* start Exercise inputs *

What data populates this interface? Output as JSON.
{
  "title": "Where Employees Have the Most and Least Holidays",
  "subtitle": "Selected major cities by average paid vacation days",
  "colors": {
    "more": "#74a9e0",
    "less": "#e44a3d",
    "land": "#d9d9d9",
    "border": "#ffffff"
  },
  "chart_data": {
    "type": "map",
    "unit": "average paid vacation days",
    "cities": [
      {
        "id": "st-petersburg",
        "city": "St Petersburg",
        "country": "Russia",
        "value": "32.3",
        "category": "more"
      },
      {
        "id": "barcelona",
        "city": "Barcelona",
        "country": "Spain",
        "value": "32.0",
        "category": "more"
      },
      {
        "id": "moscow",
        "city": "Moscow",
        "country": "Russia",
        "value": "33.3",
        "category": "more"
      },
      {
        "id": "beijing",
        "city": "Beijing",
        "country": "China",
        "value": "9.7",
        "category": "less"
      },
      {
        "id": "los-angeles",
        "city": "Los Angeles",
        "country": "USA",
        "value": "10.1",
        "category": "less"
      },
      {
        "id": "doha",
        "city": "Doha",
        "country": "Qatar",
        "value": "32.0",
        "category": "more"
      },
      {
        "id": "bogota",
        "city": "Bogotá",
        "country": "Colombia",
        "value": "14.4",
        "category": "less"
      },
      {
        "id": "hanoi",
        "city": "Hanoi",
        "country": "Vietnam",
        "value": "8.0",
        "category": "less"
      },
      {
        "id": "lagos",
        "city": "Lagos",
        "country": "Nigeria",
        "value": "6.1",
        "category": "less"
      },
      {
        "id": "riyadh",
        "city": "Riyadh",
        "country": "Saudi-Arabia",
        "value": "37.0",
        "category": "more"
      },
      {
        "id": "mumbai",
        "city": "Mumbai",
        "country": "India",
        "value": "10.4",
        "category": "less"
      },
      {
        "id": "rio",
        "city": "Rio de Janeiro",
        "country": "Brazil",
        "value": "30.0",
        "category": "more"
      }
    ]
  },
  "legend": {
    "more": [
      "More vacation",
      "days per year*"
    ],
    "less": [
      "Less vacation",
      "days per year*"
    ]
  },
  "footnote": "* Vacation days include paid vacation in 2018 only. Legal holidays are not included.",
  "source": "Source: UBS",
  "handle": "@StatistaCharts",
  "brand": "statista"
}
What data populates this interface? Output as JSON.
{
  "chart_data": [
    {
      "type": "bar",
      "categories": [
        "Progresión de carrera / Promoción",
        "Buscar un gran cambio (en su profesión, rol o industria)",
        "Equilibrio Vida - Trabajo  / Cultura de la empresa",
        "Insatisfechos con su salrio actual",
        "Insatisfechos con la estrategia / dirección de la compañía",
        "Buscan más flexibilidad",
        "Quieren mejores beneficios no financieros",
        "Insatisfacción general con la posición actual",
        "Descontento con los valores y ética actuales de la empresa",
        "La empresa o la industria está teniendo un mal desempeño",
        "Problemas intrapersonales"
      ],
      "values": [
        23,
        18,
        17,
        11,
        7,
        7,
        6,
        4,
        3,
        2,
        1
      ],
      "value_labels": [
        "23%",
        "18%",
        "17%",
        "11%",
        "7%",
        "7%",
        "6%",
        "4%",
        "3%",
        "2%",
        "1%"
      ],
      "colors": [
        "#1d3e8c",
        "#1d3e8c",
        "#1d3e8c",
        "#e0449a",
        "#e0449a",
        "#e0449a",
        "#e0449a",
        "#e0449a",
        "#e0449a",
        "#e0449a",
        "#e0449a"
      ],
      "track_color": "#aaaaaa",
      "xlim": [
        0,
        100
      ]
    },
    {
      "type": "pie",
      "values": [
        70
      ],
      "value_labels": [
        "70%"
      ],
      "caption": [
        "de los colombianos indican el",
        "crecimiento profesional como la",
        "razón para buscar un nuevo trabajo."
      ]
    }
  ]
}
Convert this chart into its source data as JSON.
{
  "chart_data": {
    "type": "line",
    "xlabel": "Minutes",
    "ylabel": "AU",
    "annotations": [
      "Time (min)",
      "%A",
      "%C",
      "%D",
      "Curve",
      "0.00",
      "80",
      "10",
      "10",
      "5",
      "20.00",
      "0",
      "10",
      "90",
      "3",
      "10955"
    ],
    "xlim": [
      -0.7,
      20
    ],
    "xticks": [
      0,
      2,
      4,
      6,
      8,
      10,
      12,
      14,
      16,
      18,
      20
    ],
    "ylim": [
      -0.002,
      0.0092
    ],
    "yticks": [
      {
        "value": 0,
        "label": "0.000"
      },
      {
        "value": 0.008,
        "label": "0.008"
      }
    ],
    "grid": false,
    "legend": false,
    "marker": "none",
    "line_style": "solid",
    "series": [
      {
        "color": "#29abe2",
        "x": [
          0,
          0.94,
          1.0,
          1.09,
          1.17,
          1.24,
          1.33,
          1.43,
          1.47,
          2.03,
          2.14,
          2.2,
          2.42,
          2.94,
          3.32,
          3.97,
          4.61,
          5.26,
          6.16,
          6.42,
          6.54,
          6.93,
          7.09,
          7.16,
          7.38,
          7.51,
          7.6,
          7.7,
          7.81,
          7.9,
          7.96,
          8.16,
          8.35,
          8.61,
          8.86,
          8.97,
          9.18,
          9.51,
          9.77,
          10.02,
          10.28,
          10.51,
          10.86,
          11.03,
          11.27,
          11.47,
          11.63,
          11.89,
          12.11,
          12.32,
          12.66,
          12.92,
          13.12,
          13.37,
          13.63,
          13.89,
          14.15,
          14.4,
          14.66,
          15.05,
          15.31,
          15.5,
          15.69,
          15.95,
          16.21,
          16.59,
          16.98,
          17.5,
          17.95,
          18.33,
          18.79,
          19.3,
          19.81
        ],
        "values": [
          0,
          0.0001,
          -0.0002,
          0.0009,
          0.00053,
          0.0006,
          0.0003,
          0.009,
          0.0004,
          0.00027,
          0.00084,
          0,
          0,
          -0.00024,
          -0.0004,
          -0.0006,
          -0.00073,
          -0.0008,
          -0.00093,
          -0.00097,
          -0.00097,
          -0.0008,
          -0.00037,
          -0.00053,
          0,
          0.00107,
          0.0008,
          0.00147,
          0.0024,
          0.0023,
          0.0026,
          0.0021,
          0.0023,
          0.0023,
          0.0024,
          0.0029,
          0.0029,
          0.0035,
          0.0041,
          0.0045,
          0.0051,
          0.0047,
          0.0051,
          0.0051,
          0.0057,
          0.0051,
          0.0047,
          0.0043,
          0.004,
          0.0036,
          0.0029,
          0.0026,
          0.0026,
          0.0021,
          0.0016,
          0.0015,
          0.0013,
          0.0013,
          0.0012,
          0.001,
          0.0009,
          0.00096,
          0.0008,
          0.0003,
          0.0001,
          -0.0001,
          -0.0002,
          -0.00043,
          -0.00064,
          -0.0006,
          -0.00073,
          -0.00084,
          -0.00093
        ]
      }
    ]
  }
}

* end Exercise inputs *

- _Problem details_:
Tally the lines of the listing above that include the word "industria". Answer with the number alone.

- _Answer to the exercise_:
2